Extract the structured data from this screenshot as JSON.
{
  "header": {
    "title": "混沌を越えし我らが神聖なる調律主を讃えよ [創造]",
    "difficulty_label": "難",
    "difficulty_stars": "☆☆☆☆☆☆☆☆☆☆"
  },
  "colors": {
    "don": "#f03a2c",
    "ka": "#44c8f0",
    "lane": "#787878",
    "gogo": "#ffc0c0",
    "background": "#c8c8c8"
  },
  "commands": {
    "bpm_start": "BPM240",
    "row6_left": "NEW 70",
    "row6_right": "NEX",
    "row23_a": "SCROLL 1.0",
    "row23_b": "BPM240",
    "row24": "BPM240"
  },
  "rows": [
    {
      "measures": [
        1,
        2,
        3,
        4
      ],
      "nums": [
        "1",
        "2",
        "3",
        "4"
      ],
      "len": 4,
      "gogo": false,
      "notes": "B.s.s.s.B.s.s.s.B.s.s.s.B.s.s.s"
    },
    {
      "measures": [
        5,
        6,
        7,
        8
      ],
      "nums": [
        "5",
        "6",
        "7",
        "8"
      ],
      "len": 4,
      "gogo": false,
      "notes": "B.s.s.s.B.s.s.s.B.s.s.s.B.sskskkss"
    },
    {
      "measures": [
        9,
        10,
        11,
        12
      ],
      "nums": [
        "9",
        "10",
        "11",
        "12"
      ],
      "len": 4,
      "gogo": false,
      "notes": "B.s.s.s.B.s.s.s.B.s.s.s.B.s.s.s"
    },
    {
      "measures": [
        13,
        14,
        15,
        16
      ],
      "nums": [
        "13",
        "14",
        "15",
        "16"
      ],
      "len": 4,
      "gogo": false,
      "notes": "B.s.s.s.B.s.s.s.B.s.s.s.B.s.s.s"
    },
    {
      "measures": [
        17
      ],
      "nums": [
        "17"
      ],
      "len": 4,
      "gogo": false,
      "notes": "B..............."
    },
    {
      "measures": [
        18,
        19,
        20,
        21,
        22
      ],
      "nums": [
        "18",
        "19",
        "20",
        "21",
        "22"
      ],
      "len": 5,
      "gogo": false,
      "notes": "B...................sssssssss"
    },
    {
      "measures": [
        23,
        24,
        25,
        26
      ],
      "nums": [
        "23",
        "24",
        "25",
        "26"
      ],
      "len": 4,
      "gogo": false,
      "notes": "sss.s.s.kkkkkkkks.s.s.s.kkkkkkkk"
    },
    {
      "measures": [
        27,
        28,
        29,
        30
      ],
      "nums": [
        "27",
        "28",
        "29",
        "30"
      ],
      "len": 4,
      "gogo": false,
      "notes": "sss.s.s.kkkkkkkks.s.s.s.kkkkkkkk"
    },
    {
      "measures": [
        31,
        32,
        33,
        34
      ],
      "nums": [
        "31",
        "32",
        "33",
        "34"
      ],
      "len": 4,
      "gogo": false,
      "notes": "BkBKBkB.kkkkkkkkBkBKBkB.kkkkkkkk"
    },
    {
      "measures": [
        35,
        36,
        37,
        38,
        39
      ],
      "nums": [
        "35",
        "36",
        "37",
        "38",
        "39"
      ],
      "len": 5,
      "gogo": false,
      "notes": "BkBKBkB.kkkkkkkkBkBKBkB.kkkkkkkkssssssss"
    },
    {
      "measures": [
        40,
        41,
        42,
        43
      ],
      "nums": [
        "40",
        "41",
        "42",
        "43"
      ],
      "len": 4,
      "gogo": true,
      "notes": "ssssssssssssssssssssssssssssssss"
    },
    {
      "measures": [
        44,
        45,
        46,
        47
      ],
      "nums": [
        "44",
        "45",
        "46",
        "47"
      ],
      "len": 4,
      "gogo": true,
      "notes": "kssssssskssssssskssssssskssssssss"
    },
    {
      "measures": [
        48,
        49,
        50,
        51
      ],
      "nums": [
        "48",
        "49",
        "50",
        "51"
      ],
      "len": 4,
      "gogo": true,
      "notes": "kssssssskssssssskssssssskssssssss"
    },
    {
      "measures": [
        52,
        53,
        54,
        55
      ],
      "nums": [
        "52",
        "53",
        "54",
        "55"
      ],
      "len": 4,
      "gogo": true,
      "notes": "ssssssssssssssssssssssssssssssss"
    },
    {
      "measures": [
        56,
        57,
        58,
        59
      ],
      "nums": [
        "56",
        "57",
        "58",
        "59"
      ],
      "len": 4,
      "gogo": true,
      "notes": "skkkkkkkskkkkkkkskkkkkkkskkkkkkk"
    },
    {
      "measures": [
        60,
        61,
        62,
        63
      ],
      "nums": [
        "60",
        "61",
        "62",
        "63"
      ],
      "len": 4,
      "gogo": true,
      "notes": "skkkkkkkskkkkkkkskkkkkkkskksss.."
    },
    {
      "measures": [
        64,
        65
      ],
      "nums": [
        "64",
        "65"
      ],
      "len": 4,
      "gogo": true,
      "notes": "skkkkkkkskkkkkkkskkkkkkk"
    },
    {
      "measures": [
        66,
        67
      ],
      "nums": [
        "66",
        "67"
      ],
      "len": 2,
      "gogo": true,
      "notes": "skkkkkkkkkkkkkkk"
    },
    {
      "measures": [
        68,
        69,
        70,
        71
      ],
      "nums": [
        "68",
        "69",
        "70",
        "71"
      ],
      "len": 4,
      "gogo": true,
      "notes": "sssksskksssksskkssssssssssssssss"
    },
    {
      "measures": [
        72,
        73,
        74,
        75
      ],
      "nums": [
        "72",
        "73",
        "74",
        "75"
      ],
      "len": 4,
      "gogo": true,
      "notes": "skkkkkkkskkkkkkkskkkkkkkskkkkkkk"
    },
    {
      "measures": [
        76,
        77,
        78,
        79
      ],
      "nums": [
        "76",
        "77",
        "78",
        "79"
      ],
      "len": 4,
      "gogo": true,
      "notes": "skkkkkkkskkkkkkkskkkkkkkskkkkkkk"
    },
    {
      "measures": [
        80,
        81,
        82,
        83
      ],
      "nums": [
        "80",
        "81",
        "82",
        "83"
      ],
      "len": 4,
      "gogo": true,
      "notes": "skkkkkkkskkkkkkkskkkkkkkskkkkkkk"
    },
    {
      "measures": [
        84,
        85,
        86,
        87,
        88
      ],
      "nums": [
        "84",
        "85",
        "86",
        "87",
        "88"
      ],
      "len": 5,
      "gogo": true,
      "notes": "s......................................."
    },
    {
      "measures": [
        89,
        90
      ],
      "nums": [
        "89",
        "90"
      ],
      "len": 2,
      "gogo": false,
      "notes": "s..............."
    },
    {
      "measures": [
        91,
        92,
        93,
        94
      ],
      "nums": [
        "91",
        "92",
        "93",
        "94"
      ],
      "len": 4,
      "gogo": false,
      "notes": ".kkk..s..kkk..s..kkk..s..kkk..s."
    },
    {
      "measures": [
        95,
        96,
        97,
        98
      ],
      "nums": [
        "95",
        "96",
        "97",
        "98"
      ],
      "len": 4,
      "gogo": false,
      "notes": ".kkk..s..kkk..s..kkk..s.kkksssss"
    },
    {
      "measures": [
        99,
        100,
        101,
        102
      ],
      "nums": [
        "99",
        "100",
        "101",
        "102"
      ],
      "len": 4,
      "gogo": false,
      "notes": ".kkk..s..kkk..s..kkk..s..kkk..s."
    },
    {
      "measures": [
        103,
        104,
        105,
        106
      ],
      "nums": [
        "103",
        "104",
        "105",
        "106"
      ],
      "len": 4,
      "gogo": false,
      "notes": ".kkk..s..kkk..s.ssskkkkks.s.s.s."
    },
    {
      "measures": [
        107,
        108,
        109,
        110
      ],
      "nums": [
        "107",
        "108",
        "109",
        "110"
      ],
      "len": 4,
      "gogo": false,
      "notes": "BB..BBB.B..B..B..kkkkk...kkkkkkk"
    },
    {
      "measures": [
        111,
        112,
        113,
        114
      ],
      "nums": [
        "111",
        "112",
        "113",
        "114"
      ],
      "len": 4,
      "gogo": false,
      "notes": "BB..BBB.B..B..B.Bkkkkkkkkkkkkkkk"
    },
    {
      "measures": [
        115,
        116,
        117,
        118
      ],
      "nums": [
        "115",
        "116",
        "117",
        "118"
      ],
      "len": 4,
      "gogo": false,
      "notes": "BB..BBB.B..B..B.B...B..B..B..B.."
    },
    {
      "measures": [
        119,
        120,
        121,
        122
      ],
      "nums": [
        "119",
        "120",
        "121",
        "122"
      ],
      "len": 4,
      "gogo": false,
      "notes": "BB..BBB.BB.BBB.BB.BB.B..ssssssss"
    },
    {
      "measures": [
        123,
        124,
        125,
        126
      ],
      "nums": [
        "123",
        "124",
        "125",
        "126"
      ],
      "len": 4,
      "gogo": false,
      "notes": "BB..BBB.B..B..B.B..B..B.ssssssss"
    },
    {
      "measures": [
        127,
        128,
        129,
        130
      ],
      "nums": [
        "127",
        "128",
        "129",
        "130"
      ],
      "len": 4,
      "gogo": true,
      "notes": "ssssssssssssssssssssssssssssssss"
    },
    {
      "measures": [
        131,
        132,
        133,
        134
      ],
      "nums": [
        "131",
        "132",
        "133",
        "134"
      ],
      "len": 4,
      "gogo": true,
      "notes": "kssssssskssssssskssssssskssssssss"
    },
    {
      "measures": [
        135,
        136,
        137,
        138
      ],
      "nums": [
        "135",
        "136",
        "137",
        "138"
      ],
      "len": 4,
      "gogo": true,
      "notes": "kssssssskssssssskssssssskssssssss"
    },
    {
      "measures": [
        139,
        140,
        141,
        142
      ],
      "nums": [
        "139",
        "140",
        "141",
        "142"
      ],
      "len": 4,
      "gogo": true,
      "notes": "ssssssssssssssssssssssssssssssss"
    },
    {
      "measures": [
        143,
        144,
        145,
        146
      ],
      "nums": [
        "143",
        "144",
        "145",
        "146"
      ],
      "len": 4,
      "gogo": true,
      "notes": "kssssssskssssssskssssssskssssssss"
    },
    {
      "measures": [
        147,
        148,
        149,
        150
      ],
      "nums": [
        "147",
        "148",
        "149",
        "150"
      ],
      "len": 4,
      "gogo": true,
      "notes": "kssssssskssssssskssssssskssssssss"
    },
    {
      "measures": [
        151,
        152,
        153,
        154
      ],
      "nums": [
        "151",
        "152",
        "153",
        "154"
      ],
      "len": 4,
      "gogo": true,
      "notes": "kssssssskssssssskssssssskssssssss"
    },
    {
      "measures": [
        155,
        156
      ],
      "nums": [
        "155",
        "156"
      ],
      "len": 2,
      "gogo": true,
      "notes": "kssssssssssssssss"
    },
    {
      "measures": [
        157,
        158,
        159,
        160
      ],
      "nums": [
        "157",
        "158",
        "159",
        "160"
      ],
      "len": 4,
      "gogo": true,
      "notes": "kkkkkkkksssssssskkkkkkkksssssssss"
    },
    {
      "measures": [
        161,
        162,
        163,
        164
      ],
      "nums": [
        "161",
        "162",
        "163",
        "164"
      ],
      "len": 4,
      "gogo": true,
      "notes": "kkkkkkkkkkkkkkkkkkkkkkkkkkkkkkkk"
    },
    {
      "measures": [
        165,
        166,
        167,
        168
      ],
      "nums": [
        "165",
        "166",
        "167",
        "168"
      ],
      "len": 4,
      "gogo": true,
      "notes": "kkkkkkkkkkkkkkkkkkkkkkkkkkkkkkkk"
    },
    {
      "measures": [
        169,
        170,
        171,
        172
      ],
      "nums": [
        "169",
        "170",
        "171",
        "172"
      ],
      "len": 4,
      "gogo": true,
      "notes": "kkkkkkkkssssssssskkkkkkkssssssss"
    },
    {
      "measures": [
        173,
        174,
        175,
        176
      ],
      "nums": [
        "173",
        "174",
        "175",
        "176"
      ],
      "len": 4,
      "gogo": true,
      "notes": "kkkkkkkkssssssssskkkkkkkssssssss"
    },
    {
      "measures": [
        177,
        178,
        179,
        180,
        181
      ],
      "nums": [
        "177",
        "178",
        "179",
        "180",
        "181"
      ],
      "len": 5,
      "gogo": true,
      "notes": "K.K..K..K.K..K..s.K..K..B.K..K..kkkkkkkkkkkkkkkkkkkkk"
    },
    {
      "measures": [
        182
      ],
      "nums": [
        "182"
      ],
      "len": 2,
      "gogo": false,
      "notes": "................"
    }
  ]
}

──────────────────────────────

Given request
In the material above, show every line where the word "kkkkkkkkBkBKBkB" turns up.

Exercise solution
      "notes": "BkBKBkB.kkkkkkkkBkBKBkB.kkkkkkkk"
      "notes": "BkBKBkB.kkkkkkkkBkBKBkB.kkkkkkkkssssssss"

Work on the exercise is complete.